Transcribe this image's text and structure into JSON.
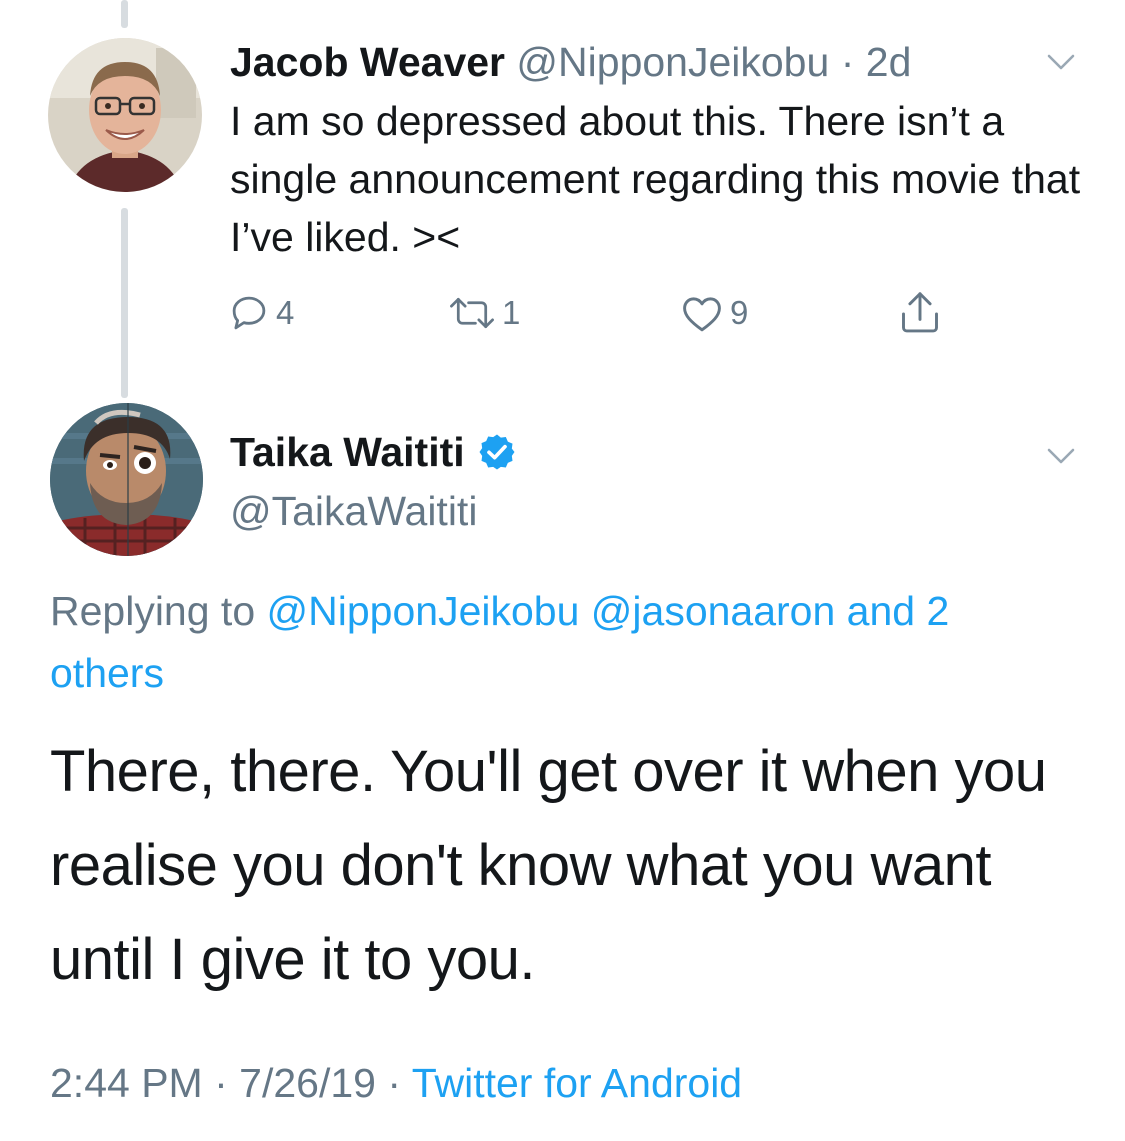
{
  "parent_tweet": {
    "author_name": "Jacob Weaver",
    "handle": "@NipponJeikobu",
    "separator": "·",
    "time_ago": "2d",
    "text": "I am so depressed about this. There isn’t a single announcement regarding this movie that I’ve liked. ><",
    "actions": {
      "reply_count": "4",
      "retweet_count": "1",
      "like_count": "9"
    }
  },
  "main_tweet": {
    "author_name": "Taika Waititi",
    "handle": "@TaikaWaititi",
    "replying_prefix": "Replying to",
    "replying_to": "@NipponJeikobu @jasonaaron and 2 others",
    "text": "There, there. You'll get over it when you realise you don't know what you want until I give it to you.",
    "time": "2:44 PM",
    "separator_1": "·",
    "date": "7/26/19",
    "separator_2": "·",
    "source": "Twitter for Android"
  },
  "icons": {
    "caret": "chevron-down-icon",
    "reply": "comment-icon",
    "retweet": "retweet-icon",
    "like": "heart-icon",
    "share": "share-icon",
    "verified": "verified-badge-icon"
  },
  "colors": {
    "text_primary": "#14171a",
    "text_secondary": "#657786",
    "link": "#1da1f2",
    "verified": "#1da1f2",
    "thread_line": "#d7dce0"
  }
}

········

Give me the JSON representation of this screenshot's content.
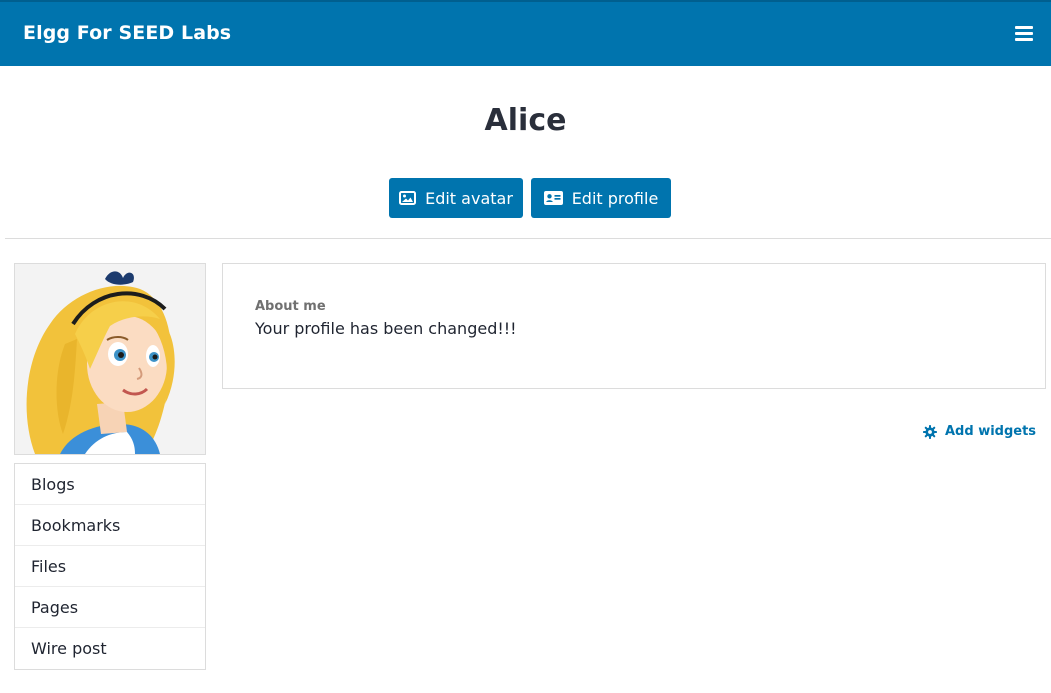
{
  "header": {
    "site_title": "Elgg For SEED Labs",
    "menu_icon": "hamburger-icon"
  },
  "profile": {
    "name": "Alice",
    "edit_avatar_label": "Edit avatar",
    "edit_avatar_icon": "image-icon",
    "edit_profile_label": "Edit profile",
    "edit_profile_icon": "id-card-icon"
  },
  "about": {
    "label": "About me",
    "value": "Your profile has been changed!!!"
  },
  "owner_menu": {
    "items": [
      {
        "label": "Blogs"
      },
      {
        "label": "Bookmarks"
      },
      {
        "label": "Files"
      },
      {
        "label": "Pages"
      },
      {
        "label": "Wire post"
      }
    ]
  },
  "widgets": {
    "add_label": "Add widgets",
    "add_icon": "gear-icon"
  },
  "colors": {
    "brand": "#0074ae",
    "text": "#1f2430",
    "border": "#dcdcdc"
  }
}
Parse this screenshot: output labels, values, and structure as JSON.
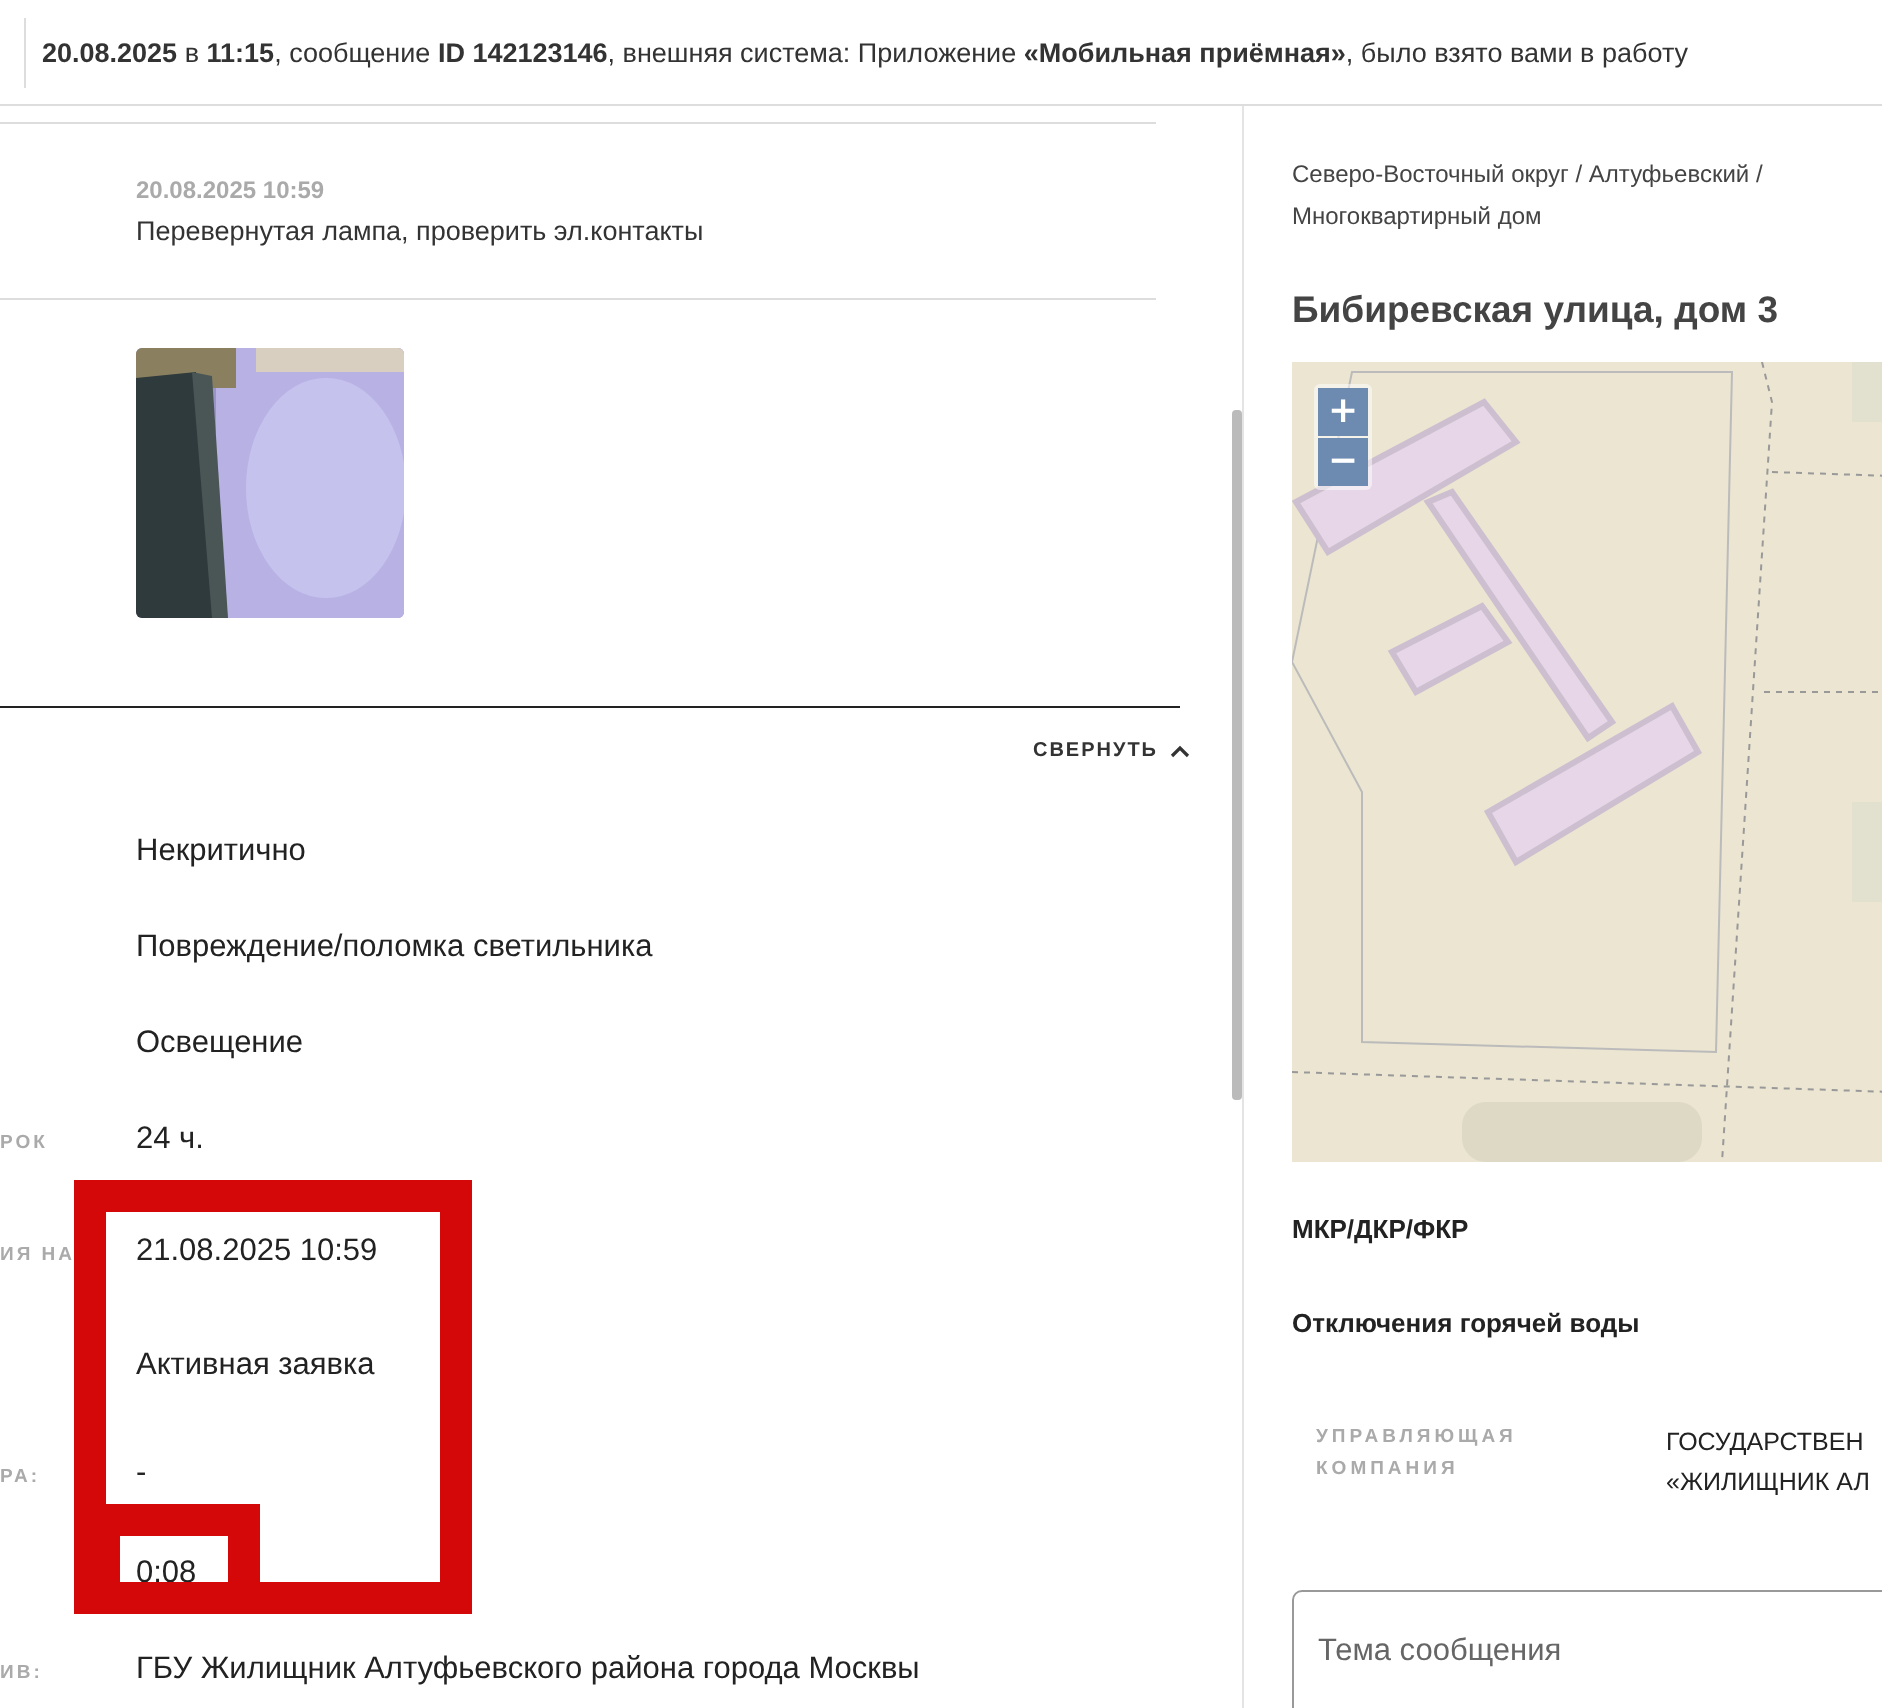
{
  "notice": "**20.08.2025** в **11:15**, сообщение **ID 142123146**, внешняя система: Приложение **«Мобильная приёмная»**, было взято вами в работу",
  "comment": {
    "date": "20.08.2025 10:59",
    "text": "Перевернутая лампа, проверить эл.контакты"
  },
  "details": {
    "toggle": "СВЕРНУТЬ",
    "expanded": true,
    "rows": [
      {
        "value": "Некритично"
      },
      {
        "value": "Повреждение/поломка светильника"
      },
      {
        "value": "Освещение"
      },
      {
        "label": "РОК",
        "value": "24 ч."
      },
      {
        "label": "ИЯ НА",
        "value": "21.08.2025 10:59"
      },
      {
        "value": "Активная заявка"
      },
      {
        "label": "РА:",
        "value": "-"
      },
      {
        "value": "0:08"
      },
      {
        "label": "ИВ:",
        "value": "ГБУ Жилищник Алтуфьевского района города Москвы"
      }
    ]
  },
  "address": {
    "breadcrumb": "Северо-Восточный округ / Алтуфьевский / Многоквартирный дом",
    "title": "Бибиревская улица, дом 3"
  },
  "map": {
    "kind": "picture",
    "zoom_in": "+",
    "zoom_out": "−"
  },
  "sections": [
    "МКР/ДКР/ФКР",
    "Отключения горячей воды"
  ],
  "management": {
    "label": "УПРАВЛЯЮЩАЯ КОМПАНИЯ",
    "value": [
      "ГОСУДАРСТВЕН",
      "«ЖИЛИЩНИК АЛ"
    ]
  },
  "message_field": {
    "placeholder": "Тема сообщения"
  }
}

········

JOB - Across the records, how many lines contain "image"? Only the number should be given.

EXPECTED ANSWER - 2